** start STORED RECORDS **
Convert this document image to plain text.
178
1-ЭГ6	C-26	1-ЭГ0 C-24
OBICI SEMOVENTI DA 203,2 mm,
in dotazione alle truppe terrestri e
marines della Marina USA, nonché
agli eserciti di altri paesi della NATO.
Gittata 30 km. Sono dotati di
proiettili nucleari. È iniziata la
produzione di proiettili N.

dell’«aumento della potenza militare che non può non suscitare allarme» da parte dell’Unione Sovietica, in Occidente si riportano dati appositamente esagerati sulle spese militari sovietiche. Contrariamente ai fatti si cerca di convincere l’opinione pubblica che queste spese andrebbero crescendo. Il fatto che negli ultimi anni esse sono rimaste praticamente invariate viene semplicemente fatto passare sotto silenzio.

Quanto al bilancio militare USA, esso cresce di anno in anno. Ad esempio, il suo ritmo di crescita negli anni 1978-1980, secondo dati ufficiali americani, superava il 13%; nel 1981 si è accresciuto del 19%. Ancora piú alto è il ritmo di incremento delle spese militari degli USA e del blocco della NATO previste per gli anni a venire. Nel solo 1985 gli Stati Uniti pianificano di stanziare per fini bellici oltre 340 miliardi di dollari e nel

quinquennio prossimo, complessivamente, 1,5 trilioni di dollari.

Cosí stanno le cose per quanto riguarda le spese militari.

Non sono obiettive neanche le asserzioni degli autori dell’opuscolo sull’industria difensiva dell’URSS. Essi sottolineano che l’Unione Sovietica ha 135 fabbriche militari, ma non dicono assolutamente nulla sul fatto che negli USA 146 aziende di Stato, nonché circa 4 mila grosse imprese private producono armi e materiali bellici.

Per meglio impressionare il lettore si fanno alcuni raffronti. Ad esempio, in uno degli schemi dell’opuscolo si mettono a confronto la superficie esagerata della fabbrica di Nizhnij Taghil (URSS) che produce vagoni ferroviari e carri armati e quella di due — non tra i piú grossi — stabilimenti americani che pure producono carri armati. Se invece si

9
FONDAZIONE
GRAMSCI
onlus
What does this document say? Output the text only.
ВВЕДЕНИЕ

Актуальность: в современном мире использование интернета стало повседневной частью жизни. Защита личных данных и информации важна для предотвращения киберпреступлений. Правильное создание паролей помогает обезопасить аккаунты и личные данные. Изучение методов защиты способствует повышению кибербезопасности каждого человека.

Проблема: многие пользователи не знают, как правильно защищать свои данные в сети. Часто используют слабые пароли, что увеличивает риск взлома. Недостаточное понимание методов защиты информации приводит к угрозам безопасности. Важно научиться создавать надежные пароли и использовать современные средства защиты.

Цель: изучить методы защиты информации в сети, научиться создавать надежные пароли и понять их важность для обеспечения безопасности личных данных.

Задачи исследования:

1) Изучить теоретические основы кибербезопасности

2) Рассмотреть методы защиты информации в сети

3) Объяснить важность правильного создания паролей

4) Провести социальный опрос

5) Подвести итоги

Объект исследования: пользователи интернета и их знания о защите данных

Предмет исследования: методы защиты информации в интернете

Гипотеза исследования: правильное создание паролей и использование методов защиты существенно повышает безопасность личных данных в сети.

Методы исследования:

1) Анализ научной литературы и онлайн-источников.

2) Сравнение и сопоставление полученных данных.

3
** end STORED RECORDS **
TASK DESCRIPTION: Extract the complete listing above, reproducing each line exactly.

PROBLEM SOLUTION:
Convert this document image to plain text.
178
1-ЭГ6	C-26	1-ЭГ0 C-24
OBICI SEMOVENTI DA 203,2 mm,
in dotazione alle truppe terrestri e
marines della Marina USA, nonché
agli eserciti di altri paesi della NATO.
Gittata 30 km. Sono dotati di
proiettili nucleari. È iniziata la
produzione di proiettili N.

dell’«aumento della potenza militare che non può non suscitare allarme» da parte dell’Unione Sovietica, in Occidente si riportano dati appositamente esagerati sulle spese militari sovietiche. Contrariamente ai fatti si cerca di convincere l’opinione pubblica che queste spese andrebbero crescendo. Il fatto che negli ultimi anni esse sono rimaste praticamente invariate viene semplicemente fatto passare sotto silenzio.

Quanto al bilancio militare USA, esso cresce di anno in anno. Ad esempio, il suo ritmo di crescita negli anni 1978-1980, secondo dati ufficiali americani, superava il 13%; nel 1981 si è accresciuto del 19%. Ancora piú alto è il ritmo di incremento delle spese militari degli USA e del blocco della NATO previste per gli anni a venire. Nel solo 1985 gli Stati Uniti pianificano di stanziare per fini bellici oltre 340 miliardi di dollari e nel

quinquennio prossimo, complessivamente, 1,5 trilioni di dollari.

Cosí stanno le cose per quanto riguarda le spese militari.

Non sono obiettive neanche le asserzioni degli autori dell’opuscolo sull’industria difensiva dell’URSS. Essi sottolineano che l’Unione Sovietica ha 135 fabbriche militari, ma non dicono assolutamente nulla sul fatto che negli USA 146 aziende di Stato, nonché circa 4 mila grosse imprese private producono armi e materiali bellici.

Per meglio impressionare il lettore si fanno alcuni raffronti. Ad esempio, in uno degli schemi dell’opuscolo si mettono a confronto la superficie esagerata della fabbrica di Nizhnij Taghil (URSS) che produce vagoni ferroviari e carri armati e quella di due — non tra i piú grossi — stabilimenti americani che pure producono carri armati. Se invece si

9
FONDAZIONE
GRAMSCI
onlus
What does this document say? Output the text only.
ВВЕДЕНИЕ

Актуальность: в современном мире использование интернета стало повседневной частью жизни. Защита личных данных и информации важна для предотвращения киберпреступлений. Правильное создание паролей помогает обезопасить аккаунты и личные данные. Изучение методов защиты способствует повышению кибербезопасности каждого человека.

Проблема: многие пользователи не знают, как правильно защищать свои данные в сети. Часто используют слабые пароли, что увеличивает риск взлома. Недостаточное понимание методов защиты информации приводит к угрозам безопасности. Важно научиться создавать надежные пароли и использовать современные средства защиты.

Цель: изучить методы защиты информации в сети, научиться создавать надежные пароли и понять их важность для обеспечения безопасности личных данных.

Задачи исследования:

1) Изучить теоретические основы кибербезопасности

2) Рассмотреть методы защиты информации в сети

3) Объяснить важность правильного создания паролей

4) Провести социальный опрос

5) Подвести итоги

Объект исследования: пользователи интернета и их знания о защите данных

Предмет исследования: методы защиты информации в интернете

Гипотеза исследования: правильное создание паролей и использование методов защиты существенно повышает безопасность личных данных в сети.

Методы исследования:

1) Анализ научной литературы и онлайн-источников.

2) Сравнение и сопоставление полученных данных.

3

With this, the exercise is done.